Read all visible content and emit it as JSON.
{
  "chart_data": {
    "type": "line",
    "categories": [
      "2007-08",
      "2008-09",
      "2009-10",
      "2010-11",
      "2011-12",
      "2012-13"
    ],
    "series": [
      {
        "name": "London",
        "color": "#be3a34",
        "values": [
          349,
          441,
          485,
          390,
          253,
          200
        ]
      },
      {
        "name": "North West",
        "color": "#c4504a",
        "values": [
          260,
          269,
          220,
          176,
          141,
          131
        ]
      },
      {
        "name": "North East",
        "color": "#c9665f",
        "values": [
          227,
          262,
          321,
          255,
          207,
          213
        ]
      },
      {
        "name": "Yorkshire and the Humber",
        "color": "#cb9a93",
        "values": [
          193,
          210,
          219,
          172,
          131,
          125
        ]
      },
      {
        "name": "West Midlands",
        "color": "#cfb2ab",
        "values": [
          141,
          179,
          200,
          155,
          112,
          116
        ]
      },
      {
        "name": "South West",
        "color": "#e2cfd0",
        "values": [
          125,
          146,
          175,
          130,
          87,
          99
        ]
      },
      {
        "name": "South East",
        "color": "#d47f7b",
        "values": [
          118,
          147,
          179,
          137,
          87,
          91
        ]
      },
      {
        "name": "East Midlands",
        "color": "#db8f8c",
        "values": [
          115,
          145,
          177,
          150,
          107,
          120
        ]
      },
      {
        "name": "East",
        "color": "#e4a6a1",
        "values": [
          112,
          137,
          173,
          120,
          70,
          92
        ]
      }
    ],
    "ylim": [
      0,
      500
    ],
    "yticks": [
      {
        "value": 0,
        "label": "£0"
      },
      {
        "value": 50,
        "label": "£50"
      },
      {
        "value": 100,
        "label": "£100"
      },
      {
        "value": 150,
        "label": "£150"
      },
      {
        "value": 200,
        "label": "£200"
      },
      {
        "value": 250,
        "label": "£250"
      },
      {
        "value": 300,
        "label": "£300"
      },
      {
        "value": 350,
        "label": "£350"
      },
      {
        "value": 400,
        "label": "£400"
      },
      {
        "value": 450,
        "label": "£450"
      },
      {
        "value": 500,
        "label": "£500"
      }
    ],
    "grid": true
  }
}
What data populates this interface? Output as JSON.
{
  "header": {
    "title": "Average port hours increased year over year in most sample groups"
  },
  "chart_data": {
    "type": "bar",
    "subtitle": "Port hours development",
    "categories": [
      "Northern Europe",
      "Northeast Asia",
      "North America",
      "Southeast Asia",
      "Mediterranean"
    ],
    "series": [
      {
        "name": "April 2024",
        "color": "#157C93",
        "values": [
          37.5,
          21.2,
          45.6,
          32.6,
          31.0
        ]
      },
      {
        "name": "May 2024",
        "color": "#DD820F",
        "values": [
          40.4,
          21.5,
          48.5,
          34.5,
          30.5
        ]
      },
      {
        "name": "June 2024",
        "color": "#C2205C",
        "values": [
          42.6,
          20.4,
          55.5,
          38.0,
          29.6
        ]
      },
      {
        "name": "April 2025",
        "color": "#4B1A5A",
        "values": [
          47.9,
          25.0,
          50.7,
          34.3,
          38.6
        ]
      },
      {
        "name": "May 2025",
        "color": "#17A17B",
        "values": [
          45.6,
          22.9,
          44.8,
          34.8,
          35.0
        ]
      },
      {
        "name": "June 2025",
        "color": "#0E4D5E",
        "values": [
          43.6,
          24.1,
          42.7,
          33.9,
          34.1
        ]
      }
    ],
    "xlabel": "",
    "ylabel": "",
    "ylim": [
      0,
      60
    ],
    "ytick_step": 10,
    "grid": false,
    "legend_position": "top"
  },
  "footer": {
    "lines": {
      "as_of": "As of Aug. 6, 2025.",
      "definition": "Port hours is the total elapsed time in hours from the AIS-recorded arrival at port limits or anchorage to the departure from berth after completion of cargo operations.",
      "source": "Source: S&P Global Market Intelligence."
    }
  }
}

# # # #

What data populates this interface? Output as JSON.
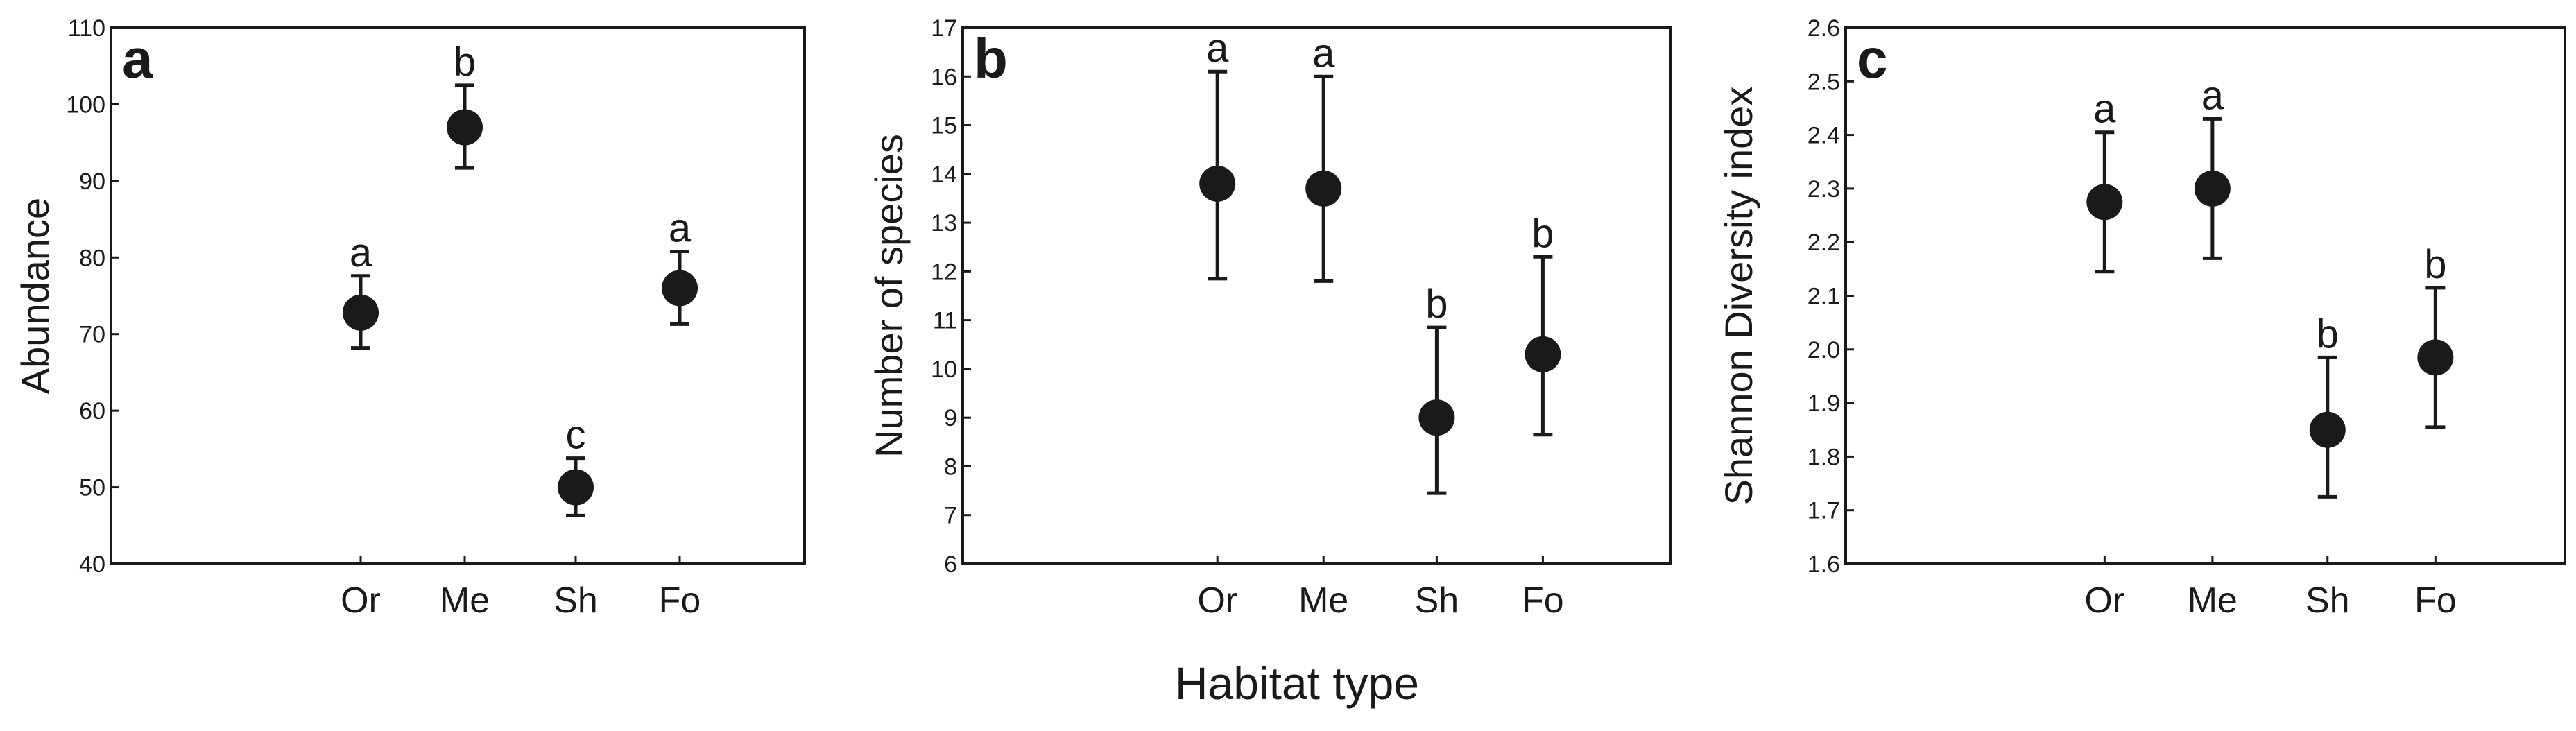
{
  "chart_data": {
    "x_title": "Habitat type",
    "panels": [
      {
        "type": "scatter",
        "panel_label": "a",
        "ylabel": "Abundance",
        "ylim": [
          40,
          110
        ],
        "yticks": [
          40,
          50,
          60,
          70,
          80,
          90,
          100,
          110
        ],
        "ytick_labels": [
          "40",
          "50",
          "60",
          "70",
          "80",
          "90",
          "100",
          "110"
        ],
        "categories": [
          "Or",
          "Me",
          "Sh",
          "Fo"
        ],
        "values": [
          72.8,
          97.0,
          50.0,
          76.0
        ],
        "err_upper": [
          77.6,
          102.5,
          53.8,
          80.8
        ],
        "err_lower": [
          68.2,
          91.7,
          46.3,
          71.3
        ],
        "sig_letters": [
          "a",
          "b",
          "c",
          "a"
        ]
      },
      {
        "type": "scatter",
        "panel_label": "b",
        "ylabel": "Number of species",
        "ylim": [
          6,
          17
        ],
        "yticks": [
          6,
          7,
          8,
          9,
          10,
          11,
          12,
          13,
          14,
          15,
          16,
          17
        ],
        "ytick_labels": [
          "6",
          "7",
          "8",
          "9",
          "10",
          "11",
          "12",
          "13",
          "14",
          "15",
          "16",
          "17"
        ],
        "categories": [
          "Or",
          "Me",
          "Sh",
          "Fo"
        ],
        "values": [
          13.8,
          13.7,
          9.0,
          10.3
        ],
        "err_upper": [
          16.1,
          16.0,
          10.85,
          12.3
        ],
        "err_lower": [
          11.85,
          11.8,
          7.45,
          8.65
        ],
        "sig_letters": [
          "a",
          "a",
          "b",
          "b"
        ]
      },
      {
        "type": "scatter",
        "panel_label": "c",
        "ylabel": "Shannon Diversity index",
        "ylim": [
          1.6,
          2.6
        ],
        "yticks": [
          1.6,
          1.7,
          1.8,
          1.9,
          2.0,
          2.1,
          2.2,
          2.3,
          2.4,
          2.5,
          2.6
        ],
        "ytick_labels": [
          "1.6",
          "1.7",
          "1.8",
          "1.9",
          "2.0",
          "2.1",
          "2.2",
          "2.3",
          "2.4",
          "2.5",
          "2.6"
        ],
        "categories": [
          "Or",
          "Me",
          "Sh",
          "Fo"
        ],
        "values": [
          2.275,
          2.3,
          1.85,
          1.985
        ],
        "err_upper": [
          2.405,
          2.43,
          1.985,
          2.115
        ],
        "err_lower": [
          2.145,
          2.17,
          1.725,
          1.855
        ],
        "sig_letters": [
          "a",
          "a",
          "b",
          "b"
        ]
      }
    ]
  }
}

# # # #

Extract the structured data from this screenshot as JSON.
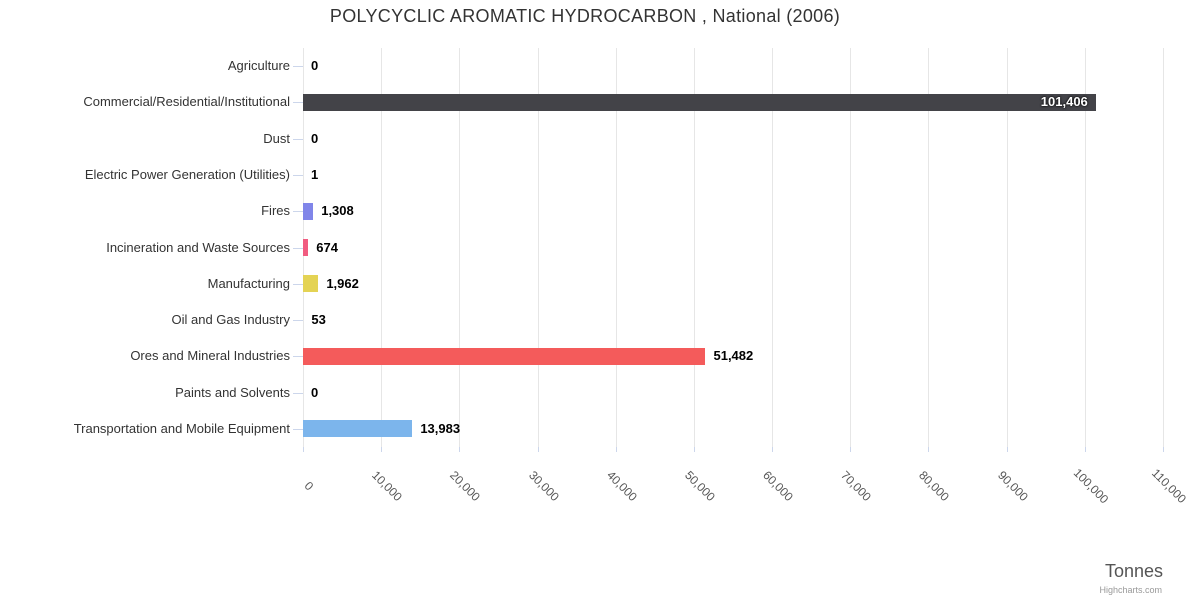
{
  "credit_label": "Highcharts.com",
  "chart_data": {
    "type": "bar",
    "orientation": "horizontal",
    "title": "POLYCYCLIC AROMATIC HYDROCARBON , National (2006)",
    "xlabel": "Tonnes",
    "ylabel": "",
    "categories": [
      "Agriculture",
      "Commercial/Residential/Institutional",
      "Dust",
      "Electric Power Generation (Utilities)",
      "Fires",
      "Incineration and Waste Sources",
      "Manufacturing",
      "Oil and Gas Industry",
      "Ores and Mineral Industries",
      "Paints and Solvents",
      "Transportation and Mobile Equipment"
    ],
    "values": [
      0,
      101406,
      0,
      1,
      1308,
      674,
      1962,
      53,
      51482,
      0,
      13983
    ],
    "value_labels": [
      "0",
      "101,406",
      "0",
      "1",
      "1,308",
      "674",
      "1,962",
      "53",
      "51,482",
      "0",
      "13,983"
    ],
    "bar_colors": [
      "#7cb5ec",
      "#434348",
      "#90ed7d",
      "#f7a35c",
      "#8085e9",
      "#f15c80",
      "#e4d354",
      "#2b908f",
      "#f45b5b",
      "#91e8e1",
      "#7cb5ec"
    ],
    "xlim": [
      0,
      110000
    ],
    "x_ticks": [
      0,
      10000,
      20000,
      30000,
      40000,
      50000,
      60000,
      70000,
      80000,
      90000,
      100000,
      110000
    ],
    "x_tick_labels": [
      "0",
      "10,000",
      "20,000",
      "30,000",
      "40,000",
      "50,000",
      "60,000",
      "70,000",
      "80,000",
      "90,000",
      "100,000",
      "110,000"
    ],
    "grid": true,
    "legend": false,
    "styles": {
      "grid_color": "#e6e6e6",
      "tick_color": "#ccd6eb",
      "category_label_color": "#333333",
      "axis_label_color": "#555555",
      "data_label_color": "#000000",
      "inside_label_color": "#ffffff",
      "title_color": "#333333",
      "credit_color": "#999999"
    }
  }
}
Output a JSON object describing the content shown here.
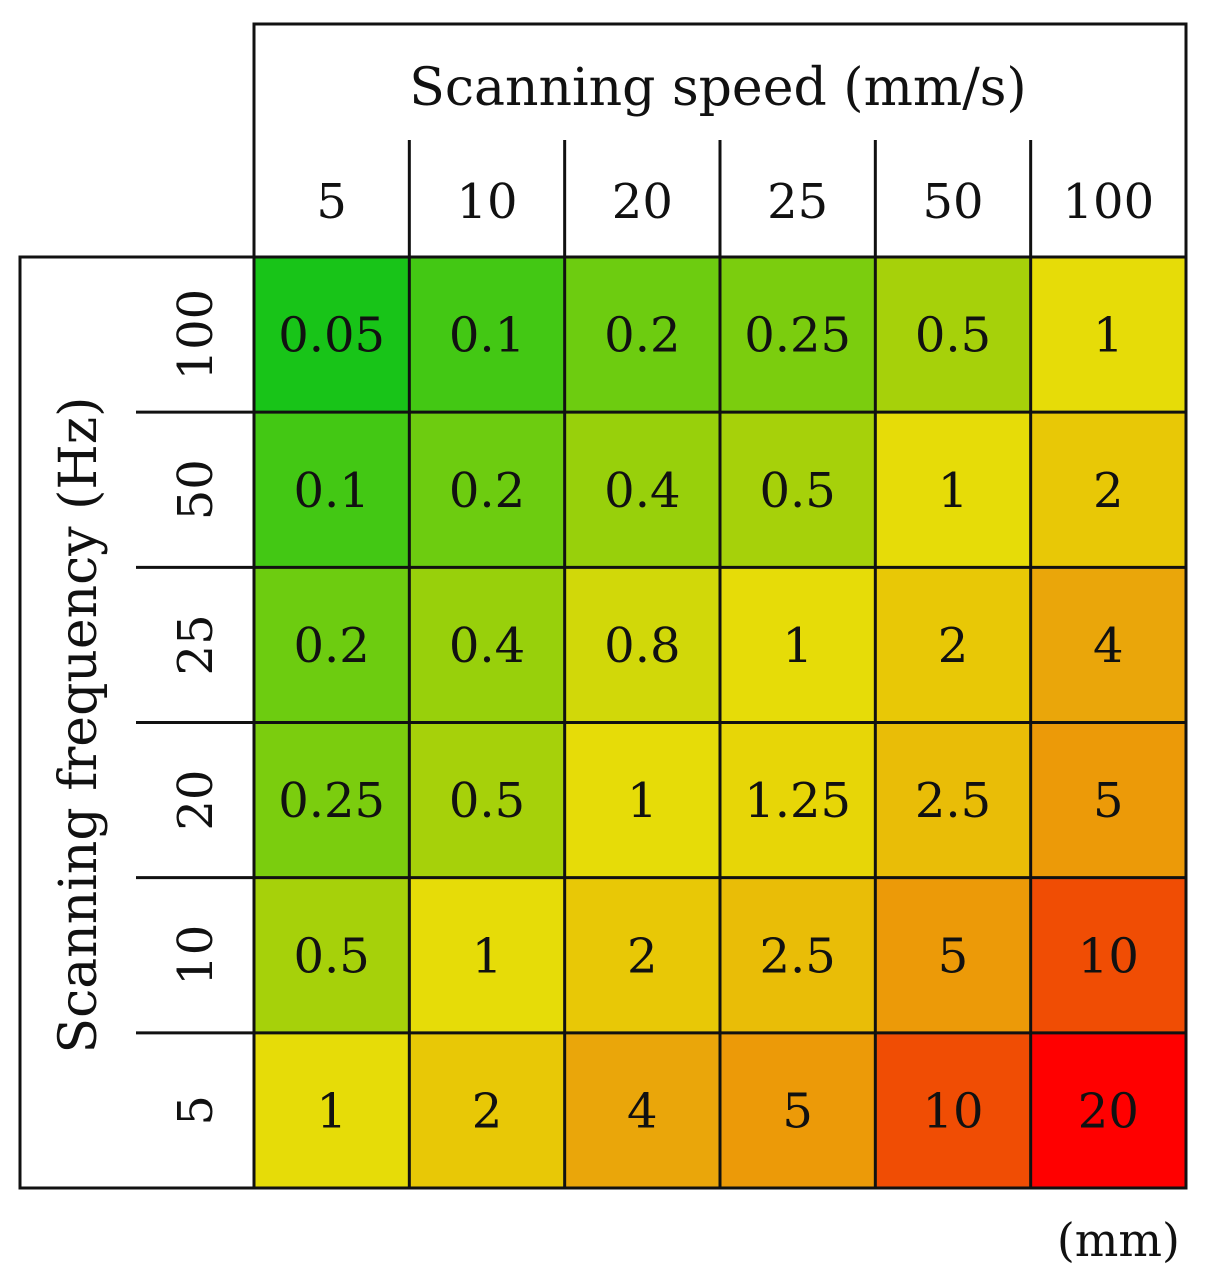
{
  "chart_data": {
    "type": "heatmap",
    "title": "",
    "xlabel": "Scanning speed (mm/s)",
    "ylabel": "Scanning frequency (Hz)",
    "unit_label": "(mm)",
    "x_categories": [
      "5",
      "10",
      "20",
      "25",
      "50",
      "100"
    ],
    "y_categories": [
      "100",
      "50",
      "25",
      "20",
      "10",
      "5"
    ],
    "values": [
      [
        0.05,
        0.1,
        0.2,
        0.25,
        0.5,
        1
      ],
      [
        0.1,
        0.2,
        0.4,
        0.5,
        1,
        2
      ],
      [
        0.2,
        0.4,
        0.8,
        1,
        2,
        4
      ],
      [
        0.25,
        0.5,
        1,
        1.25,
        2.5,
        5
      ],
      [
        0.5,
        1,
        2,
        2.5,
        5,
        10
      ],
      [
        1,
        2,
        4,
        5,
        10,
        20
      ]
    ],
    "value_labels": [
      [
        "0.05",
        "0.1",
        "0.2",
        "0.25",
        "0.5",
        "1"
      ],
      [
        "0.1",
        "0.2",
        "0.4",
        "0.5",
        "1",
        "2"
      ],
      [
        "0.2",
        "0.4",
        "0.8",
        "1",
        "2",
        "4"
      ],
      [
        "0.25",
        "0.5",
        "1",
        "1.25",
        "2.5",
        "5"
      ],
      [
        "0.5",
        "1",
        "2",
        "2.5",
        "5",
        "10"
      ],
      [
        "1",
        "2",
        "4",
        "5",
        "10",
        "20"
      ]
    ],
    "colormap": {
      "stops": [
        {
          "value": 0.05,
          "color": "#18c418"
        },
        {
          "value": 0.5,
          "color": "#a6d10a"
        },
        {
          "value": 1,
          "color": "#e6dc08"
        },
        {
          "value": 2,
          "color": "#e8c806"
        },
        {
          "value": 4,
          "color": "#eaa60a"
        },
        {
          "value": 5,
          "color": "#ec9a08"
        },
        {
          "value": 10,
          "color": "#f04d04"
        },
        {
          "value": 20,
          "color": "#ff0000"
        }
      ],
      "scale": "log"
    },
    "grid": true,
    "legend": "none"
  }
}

# # # #

Job :: What is the number of lines above that contain "ylabel"? Answer with that number only.

Answer for this exercise :: 6